Start of MATERIAL PROVIDED

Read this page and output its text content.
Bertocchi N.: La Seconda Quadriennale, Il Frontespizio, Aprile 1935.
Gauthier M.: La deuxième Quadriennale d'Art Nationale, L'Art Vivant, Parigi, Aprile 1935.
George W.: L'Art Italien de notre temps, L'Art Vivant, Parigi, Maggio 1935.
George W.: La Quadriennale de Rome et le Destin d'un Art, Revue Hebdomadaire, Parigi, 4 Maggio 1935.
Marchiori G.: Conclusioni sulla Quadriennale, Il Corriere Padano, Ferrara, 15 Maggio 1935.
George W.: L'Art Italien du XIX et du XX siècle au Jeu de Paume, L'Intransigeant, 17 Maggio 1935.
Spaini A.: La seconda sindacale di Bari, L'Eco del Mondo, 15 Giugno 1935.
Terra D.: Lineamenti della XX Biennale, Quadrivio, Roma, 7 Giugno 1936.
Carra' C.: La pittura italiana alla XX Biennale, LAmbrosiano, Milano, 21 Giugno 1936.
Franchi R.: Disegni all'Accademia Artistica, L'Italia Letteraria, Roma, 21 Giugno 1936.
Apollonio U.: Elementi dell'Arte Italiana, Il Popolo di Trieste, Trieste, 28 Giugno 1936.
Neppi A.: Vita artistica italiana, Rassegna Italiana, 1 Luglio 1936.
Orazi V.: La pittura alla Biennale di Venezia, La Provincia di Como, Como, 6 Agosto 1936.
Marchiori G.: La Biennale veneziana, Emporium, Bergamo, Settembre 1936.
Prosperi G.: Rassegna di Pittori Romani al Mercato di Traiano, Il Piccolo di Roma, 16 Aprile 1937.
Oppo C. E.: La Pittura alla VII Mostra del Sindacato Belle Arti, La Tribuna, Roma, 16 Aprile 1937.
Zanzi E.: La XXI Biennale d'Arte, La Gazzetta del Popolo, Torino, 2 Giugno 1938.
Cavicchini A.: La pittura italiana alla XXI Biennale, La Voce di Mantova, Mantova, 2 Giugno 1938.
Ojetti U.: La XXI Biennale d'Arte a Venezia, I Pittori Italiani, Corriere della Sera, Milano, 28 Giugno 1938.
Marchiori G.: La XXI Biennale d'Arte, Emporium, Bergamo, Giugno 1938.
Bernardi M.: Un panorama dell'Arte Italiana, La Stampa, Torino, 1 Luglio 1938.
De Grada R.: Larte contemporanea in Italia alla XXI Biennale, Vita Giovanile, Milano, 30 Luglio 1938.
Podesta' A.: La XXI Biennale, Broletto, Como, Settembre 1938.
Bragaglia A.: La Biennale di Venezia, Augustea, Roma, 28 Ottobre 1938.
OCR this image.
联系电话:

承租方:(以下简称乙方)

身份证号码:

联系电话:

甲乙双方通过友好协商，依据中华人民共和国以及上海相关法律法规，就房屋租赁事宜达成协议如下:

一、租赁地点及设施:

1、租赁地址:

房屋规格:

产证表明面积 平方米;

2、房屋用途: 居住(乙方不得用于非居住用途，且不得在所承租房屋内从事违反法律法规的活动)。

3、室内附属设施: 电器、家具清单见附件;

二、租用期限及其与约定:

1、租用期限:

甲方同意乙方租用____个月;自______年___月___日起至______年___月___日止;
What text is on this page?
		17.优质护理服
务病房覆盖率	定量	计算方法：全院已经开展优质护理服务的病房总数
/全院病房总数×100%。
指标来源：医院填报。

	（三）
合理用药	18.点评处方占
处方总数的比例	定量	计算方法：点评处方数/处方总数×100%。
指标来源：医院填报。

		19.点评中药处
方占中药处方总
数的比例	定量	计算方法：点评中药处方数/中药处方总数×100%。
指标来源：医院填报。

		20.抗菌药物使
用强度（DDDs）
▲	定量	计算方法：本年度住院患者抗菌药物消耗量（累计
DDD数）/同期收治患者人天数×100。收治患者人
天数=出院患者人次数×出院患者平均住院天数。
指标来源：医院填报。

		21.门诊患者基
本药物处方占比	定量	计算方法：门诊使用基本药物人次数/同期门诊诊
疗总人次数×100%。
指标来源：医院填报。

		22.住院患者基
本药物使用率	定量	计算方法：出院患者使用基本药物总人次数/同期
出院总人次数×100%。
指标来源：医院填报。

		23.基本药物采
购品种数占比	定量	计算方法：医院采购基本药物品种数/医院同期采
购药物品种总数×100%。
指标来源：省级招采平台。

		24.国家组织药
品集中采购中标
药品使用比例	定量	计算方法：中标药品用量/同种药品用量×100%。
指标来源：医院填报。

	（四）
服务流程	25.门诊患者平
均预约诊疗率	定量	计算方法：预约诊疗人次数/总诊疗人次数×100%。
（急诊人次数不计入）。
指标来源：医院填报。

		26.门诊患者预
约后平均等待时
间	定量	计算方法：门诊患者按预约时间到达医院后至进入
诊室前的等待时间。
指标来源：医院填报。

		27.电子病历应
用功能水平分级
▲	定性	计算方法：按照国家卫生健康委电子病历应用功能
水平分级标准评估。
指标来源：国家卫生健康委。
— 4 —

End of MATERIAL PROVIDED

**GOAL**
Return every record above exactly as it appears.

**EXPECTED ANSWER**
Read this page and output its text content.
Bertocchi N.: La Seconda Quadriennale, Il Frontespizio, Aprile 1935.
Gauthier M.: La deuxième Quadriennale d'Art Nationale, L'Art Vivant, Parigi, Aprile 1935.
George W.: L'Art Italien de notre temps, L'Art Vivant, Parigi, Maggio 1935.
George W.: La Quadriennale de Rome et le Destin d'un Art, Revue Hebdomadaire, Parigi, 4 Maggio 1935.
Marchiori G.: Conclusioni sulla Quadriennale, Il Corriere Padano, Ferrara, 15 Maggio 1935.
George W.: L'Art Italien du XIX et du XX siècle au Jeu de Paume, L'Intransigeant, 17 Maggio 1935.
Spaini A.: La seconda sindacale di Bari, L'Eco del Mondo, 15 Giugno 1935.
Terra D.: Lineamenti della XX Biennale, Quadrivio, Roma, 7 Giugno 1936.
Carra' C.: La pittura italiana alla XX Biennale, LAmbrosiano, Milano, 21 Giugno 1936.
Franchi R.: Disegni all'Accademia Artistica, L'Italia Letteraria, Roma, 21 Giugno 1936.
Apollonio U.: Elementi dell'Arte Italiana, Il Popolo di Trieste, Trieste, 28 Giugno 1936.
Neppi A.: Vita artistica italiana, Rassegna Italiana, 1 Luglio 1936.
Orazi V.: La pittura alla Biennale di Venezia, La Provincia di Como, Como, 6 Agosto 1936.
Marchiori G.: La Biennale veneziana, Emporium, Bergamo, Settembre 1936.
Prosperi G.: Rassegna di Pittori Romani al Mercato di Traiano, Il Piccolo di Roma, 16 Aprile 1937.
Oppo C. E.: La Pittura alla VII Mostra del Sindacato Belle Arti, La Tribuna, Roma, 16 Aprile 1937.
Zanzi E.: La XXI Biennale d'Arte, La Gazzetta del Popolo, Torino, 2 Giugno 1938.
Cavicchini A.: La pittura italiana alla XXI Biennale, La Voce di Mantova, Mantova, 2 Giugno 1938.
Ojetti U.: La XXI Biennale d'Arte a Venezia, I Pittori Italiani, Corriere della Sera, Milano, 28 Giugno 1938.
Marchiori G.: La XXI Biennale d'Arte, Emporium, Bergamo, Giugno 1938.
Bernardi M.: Un panorama dell'Arte Italiana, La Stampa, Torino, 1 Luglio 1938.
De Grada R.: Larte contemporanea in Italia alla XXI Biennale, Vita Giovanile, Milano, 30 Luglio 1938.
Podesta' A.: La XXI Biennale, Broletto, Como, Settembre 1938.
Bragaglia A.: La Biennale di Venezia, Augustea, Roma, 28 Ottobre 1938.
OCR this image.
联系电话:

承租方:(以下简称乙方)

身份证号码:

联系电话:

甲乙双方通过友好协商，依据中华人民共和国以及上海相关法律法规，就房屋租赁事宜达成协议如下:

一、租赁地点及设施:

1、租赁地址:

房屋规格:

产证表明面积 平方米;

2、房屋用途: 居住(乙方不得用于非居住用途，且不得在所承租房屋内从事违反法律法规的活动)。

3、室内附属设施: 电器、家具清单见附件;

二、租用期限及其与约定:

1、租用期限:

甲方同意乙方租用____个月;自______年___月___日起至______年___月___日止;
What text is on this page?
		17.优质护理服
务病房覆盖率	定量	计算方法：全院已经开展优质护理服务的病房总数
/全院病房总数×100%。
指标来源：医院填报。

	（三）
合理用药	18.点评处方占
处方总数的比例	定量	计算方法：点评处方数/处方总数×100%。
指标来源：医院填报。

		19.点评中药处
方占中药处方总
数的比例	定量	计算方法：点评中药处方数/中药处方总数×100%。
指标来源：医院填报。

		20.抗菌药物使
用强度（DDDs）
▲	定量	计算方法：本年度住院患者抗菌药物消耗量（累计
DDD数）/同期收治患者人天数×100。收治患者人
天数=出院患者人次数×出院患者平均住院天数。
指标来源：医院填报。

		21.门诊患者基
本药物处方占比	定量	计算方法：门诊使用基本药物人次数/同期门诊诊
疗总人次数×100%。
指标来源：医院填报。

		22.住院患者基
本药物使用率	定量	计算方法：出院患者使用基本药物总人次数/同期
出院总人次数×100%。
指标来源：医院填报。

		23.基本药物采
购品种数占比	定量	计算方法：医院采购基本药物品种数/医院同期采
购药物品种总数×100%。
指标来源：省级招采平台。

		24.国家组织药
品集中采购中标
药品使用比例	定量	计算方法：中标药品用量/同种药品用量×100%。
指标来源：医院填报。

	（四）
服务流程	25.门诊患者平
均预约诊疗率	定量	计算方法：预约诊疗人次数/总诊疗人次数×100%。
（急诊人次数不计入）。
指标来源：医院填报。

		26.门诊患者预
约后平均等待时
间	定量	计算方法：门诊患者按预约时间到达医院后至进入
诊室前的等待时间。
指标来源：医院填报。

		27.电子病历应
用功能水平分级
▲	定性	计算方法：按照国家卫生健康委电子病历应用功能
水平分级标准评估。
指标来源：国家卫生健康委。
— 4 —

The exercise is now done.